--- start Data shown ---

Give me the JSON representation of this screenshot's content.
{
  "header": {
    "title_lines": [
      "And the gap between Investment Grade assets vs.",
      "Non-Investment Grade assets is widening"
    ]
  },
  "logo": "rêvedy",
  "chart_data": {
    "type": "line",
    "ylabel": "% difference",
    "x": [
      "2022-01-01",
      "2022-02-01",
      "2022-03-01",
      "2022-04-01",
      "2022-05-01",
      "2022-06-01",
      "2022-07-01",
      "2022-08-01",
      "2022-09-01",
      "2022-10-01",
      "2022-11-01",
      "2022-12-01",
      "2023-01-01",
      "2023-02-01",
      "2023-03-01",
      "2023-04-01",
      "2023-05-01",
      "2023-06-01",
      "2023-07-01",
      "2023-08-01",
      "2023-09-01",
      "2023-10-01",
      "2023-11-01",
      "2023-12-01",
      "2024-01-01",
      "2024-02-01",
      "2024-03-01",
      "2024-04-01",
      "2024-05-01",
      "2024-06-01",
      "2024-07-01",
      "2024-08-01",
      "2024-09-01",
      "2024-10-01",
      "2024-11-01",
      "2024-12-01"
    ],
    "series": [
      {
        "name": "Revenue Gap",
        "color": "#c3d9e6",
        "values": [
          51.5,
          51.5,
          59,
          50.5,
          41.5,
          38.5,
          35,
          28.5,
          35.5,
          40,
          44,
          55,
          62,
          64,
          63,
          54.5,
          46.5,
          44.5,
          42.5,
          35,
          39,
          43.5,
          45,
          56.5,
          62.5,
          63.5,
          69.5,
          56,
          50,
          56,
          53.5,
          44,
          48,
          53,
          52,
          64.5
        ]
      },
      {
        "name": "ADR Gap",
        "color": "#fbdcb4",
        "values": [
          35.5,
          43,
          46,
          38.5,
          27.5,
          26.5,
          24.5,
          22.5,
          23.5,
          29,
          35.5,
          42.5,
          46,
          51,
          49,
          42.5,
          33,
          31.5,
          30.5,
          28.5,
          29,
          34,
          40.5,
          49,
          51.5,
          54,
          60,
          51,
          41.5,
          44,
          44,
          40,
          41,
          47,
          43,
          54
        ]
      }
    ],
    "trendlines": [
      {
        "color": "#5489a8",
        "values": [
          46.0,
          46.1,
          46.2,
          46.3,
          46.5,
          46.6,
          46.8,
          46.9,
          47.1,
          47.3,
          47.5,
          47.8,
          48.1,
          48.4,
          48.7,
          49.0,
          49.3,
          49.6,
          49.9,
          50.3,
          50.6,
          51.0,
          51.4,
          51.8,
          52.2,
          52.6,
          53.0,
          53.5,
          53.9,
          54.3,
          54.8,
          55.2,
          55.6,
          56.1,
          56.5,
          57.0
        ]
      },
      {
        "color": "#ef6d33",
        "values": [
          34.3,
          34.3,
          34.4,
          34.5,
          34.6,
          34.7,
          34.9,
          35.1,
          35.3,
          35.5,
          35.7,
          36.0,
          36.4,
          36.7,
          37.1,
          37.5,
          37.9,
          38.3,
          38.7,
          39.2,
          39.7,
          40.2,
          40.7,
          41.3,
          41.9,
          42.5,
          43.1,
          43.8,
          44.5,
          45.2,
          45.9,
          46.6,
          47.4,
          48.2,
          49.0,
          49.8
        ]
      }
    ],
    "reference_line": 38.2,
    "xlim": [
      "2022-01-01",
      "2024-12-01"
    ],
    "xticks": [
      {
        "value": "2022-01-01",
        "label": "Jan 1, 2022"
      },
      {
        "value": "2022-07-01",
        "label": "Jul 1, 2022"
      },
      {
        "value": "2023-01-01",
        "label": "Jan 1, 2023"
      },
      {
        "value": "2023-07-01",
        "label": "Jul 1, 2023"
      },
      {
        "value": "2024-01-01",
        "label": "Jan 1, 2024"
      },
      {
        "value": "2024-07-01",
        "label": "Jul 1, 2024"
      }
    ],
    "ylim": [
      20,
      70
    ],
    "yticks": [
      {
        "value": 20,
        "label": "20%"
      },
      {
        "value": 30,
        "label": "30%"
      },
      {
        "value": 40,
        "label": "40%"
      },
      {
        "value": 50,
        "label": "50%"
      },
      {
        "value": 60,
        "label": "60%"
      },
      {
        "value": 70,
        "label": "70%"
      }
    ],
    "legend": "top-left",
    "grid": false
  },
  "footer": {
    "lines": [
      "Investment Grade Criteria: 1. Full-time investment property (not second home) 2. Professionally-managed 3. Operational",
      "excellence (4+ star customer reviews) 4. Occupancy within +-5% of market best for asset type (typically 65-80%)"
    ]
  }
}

--- end Data shown ---

▶ _Your objective_
Search the material above for "type". Pull out each line where it shows up.

▶ _The output_
    "type": "line",
      "excellence (4+ star customer reviews) 4. Occupancy within +-5% of market best for asset type (typically 65-80%)"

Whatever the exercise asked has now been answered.